[Stored data entries]
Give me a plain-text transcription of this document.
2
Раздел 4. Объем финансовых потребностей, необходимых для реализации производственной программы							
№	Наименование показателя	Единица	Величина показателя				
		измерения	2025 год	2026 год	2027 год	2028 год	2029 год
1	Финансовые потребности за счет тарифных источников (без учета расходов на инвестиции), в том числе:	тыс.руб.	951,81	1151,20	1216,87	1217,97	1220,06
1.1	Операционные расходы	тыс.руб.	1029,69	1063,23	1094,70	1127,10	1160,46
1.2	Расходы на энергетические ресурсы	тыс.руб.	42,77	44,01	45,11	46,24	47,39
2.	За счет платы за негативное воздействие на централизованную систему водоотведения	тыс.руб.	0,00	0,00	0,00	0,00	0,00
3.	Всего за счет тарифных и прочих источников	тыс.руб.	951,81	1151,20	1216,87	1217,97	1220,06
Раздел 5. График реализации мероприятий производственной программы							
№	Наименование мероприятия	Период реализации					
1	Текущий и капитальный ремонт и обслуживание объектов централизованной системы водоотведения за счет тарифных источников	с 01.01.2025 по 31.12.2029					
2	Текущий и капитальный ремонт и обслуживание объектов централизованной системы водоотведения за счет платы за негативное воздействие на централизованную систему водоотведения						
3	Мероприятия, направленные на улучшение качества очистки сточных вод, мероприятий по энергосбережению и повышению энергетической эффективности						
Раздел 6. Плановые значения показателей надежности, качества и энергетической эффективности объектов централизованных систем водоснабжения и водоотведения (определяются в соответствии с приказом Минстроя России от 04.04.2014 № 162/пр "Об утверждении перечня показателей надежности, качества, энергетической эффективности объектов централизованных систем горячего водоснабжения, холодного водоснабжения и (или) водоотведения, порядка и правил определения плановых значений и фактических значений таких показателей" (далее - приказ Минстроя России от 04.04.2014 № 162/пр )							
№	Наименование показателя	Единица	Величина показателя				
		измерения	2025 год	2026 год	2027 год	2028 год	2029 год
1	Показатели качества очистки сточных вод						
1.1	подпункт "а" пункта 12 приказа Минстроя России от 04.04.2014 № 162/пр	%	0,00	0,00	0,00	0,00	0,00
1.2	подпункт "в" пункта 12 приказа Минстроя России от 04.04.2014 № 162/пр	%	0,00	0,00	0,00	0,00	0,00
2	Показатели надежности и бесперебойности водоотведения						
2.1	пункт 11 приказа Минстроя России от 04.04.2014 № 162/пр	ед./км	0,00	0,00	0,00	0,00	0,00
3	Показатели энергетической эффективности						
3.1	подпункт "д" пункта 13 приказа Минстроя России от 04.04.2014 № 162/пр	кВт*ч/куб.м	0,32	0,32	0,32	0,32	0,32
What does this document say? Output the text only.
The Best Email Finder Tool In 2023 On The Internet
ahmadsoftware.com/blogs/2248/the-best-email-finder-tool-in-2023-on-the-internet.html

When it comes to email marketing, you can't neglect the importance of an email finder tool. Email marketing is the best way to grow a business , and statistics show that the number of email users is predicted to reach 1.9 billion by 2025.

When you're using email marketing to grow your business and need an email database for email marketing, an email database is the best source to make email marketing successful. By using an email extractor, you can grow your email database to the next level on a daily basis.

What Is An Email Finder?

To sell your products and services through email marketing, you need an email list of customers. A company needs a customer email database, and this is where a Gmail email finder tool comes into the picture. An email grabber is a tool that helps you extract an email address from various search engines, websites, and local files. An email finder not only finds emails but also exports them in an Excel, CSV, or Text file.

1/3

_Aim of the exercise_
Repeat the records exactly, including every line.

_Solution for this problem_
Give me a plain-text transcription of this document.
2
Раздел 4. Объем финансовых потребностей, необходимых для реализации производственной программы							
№	Наименование показателя	Единица	Величина показателя				
		измерения	2025 год	2026 год	2027 год	2028 год	2029 год
1	Финансовые потребности за счет тарифных источников (без учета расходов на инвестиции), в том числе:	тыс.руб.	951,81	1151,20	1216,87	1217,97	1220,06
1.1	Операционные расходы	тыс.руб.	1029,69	1063,23	1094,70	1127,10	1160,46
1.2	Расходы на энергетические ресурсы	тыс.руб.	42,77	44,01	45,11	46,24	47,39
2.	За счет платы за негативное воздействие на централизованную систему водоотведения	тыс.руб.	0,00	0,00	0,00	0,00	0,00
3.	Всего за счет тарифных и прочих источников	тыс.руб.	951,81	1151,20	1216,87	1217,97	1220,06
Раздел 5. График реализации мероприятий производственной программы							
№	Наименование мероприятия	Период реализации					
1	Текущий и капитальный ремонт и обслуживание объектов централизованной системы водоотведения за счет тарифных источников	с 01.01.2025 по 31.12.2029					
2	Текущий и капитальный ремонт и обслуживание объектов централизованной системы водоотведения за счет платы за негативное воздействие на централизованную систему водоотведения						
3	Мероприятия, направленные на улучшение качества очистки сточных вод, мероприятий по энергосбережению и повышению энергетической эффективности						
Раздел 6. Плановые значения показателей надежности, качества и энергетической эффективности объектов централизованных систем водоснабжения и водоотведения (определяются в соответствии с приказом Минстроя России от 04.04.2014 № 162/пр "Об утверждении перечня показателей надежности, качества, энергетической эффективности объектов централизованных систем горячего водоснабжения, холодного водоснабжения и (или) водоотведения, порядка и правил определения плановых значений и фактических значений таких показателей" (далее - приказ Минстроя России от 04.04.2014 № 162/пр )							
№	Наименование показателя	Единица	Величина показателя				
		измерения	2025 год	2026 год	2027 год	2028 год	2029 год
1	Показатели качества очистки сточных вод						
1.1	подпункт "а" пункта 12 приказа Минстроя России от 04.04.2014 № 162/пр	%	0,00	0,00	0,00	0,00	0,00
1.2	подпункт "в" пункта 12 приказа Минстроя России от 04.04.2014 № 162/пр	%	0,00	0,00	0,00	0,00	0,00
2	Показатели надежности и бесперебойности водоотведения						
2.1	пункт 11 приказа Минстроя России от 04.04.2014 № 162/пр	ед./км	0,00	0,00	0,00	0,00	0,00
3	Показатели энергетической эффективности						
3.1	подпункт "д" пункта 13 приказа Минстроя России от 04.04.2014 № 162/пр	кВт*ч/куб.м	0,32	0,32	0,32	0,32	0,32
What does this document say? Output the text only.
The Best Email Finder Tool In 2023 On The Internet
ahmadsoftware.com/blogs/2248/the-best-email-finder-tool-in-2023-on-the-internet.html

When it comes to email marketing, you can't neglect the importance of an email finder tool. Email marketing is the best way to grow a business , and statistics show that the number of email users is predicted to reach 1.9 billion by 2025.

When you're using email marketing to grow your business and need an email database for email marketing, an email database is the best source to make email marketing successful. By using an email extractor, you can grow your email database to the next level on a daily basis.

What Is An Email Finder?

To sell your products and services through email marketing, you need an email list of customers. A company needs a customer email database, and this is where a Gmail email finder tool comes into the picture. An email grabber is a tool that helps you extract an email address from various search engines, websites, and local files. An email finder not only finds emails but also exports them in an Excel, CSV, or Text file.

1/3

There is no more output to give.